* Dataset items
● ● ● ●

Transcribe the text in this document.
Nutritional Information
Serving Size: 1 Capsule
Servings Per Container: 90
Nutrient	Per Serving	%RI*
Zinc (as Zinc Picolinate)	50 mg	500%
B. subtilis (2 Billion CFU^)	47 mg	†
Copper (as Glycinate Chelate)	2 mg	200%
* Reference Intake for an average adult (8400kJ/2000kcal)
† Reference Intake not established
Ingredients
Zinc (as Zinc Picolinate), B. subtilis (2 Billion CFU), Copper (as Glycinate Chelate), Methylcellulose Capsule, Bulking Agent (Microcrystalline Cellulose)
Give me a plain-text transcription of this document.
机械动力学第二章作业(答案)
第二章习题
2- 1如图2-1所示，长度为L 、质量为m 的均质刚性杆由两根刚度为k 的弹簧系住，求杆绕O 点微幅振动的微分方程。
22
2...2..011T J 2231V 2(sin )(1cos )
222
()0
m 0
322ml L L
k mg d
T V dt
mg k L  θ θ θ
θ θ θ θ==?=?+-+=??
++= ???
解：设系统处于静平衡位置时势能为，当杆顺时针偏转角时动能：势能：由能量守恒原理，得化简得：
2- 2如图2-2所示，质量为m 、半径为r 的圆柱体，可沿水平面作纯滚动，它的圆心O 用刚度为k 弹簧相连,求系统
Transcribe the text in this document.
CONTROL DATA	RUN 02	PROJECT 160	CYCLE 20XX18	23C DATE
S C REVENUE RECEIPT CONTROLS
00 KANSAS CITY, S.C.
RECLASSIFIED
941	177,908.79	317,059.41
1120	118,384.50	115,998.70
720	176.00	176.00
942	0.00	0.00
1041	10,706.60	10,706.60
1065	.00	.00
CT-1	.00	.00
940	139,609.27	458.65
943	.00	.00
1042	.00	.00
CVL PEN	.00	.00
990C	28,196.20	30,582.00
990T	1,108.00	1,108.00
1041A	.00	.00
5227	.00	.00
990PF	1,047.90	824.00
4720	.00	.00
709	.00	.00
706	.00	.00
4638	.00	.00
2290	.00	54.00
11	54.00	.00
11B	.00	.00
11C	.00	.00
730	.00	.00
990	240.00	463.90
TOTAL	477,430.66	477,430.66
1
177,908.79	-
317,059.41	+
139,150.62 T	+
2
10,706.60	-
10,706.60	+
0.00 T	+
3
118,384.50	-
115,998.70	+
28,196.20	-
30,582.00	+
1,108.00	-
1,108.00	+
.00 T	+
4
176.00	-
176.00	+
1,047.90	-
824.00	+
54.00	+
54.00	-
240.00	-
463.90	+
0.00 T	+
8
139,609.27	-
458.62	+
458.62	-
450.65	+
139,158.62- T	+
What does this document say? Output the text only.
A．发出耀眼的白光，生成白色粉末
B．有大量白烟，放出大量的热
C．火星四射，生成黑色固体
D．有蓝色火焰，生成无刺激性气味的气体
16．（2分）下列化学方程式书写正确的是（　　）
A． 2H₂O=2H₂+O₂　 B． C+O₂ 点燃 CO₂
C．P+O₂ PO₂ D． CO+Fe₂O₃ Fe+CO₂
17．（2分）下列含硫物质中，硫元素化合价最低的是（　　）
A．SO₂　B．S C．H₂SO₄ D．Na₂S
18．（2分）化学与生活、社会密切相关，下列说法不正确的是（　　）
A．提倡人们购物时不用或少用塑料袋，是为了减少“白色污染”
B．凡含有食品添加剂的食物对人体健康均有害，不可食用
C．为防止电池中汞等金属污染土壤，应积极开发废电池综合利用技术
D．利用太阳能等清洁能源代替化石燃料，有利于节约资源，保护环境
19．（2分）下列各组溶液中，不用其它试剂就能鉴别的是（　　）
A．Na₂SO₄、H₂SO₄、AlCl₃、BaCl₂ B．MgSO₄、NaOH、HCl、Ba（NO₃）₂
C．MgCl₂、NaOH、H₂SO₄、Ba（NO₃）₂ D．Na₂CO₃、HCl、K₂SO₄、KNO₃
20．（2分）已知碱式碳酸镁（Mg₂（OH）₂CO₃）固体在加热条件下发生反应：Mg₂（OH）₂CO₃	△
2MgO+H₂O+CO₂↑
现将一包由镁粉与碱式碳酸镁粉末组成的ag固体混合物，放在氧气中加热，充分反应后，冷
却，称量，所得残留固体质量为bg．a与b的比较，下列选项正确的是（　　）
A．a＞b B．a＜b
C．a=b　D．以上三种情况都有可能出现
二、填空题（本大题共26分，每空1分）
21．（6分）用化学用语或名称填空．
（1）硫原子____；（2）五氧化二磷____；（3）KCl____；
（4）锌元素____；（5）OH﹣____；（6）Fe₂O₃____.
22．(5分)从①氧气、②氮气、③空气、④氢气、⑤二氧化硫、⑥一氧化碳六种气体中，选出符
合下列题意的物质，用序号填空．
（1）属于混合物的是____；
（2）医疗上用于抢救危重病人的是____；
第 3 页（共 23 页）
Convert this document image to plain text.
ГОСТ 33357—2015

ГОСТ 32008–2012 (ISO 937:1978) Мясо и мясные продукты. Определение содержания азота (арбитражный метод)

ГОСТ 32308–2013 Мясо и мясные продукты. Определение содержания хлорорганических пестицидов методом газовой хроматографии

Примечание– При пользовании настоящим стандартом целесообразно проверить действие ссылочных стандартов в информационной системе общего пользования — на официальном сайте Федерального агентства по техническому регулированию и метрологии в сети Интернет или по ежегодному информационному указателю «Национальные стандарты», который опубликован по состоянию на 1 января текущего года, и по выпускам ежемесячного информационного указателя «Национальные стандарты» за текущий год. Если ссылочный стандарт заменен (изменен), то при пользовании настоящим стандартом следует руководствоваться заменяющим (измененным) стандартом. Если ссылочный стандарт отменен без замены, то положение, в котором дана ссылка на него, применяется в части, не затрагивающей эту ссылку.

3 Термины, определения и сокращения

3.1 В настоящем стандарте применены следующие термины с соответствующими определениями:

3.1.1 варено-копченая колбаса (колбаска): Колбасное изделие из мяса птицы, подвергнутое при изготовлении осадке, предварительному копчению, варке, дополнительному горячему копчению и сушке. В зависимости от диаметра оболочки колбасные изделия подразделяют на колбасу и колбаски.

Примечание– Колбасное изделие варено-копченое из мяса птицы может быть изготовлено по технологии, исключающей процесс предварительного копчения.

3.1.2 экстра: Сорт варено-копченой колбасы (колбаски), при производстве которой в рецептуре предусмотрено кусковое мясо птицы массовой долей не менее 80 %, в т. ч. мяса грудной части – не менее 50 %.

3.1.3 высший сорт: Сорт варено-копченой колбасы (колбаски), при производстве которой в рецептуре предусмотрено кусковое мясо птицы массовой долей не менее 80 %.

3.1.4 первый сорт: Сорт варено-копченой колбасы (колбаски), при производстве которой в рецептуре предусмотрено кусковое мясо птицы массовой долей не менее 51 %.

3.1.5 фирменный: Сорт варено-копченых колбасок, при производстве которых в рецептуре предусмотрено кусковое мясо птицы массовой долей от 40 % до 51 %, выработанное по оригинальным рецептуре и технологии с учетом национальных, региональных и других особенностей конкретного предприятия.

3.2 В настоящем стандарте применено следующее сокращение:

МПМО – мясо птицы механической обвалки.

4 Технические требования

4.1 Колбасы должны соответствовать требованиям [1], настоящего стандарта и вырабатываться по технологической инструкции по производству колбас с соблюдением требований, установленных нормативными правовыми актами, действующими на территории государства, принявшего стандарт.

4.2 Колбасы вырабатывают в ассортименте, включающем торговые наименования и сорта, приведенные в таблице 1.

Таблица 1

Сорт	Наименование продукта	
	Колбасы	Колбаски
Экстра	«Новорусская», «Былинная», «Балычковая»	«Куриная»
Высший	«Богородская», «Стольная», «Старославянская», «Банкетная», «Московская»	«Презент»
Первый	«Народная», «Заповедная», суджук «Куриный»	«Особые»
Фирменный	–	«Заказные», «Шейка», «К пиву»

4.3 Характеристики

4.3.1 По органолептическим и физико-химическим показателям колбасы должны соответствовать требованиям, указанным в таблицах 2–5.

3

● ● ● ●

* PROMPT
Look over the material above and show each line where "кусковое" appears.

* RESULT OF THIS EXERCISE
3.1.2 экстра: Сорт варено-копченой колбасы (колбаски), при производстве которой в рецептуре предусмотрено кусковое мясо птицы массовой долей не менее 80 %, в т. ч. мяса грудной части – не менее 50 %.
3.1.3 высший сорт: Сорт варено-копченой колбасы (колбаски), при производстве которой в рецептуре предусмотрено кусковое мясо птицы массовой долей не менее 80 %.
3.1.4 первый сорт: Сорт варено-копченой колбасы (колбаски), при производстве которой в рецептуре предусмотрено кусковое мясо птицы массовой долей не менее 51 %.
3.1.5 фирменный: Сорт варено-копченых колбасок, при производстве которых в рецептуре предусмотрено кусковое мясо птицы массовой долей от 40 % до 51 %, выработанное по оригинальным рецептуре и технологии с учетом национальных, региональных и других особенностей конкретного предприятия.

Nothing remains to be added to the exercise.